======== Data for processing ========

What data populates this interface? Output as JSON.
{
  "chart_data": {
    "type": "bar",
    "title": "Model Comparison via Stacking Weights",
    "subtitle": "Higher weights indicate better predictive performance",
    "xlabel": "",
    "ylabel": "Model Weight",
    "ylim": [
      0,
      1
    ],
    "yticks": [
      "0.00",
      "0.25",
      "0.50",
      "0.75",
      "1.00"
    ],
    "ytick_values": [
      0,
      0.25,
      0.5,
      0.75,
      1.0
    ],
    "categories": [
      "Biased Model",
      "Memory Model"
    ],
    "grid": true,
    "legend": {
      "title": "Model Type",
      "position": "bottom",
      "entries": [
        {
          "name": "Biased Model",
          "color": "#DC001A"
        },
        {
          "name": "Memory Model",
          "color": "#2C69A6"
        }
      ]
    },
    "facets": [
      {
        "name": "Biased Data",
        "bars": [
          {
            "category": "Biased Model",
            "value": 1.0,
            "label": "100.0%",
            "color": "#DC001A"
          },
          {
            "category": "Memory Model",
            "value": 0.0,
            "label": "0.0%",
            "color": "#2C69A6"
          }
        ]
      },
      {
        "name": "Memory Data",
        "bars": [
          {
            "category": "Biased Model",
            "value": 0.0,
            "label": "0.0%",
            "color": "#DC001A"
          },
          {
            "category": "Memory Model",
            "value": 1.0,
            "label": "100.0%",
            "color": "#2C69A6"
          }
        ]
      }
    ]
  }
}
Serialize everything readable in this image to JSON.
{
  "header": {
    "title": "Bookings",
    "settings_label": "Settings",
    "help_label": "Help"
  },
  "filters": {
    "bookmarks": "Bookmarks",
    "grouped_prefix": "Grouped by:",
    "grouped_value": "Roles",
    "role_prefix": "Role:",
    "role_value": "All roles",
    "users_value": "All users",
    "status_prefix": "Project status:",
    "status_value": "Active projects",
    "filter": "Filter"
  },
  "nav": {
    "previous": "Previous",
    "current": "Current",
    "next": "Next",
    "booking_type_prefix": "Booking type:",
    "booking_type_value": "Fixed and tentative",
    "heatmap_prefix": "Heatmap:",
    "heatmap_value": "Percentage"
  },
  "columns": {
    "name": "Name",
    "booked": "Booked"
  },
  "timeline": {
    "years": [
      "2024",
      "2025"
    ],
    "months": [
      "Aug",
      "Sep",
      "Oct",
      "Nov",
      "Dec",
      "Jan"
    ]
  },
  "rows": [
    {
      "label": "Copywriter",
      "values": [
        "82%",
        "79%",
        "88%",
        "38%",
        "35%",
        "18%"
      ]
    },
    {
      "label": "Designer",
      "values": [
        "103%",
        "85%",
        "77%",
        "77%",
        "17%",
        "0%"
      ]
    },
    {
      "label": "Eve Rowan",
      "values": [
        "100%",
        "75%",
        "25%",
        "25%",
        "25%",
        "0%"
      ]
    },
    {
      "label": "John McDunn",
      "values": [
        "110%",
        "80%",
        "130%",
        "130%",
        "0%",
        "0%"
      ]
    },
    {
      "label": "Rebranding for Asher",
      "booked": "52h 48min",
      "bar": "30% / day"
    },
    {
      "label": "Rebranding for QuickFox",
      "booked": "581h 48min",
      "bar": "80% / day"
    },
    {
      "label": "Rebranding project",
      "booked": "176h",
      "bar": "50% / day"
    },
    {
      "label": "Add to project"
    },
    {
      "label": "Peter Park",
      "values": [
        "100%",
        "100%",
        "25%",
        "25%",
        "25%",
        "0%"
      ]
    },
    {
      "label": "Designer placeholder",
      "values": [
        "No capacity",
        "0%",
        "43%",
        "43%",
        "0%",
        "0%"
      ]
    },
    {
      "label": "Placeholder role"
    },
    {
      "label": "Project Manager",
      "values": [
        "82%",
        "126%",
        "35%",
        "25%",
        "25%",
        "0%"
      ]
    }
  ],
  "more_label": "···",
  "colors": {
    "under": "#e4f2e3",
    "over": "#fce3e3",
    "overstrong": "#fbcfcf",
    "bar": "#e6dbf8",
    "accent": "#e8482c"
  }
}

========

* _To be done_:
Work through the data and report how many of its lines hold the word "Model", giving only the figure.

* _Written reply_:
11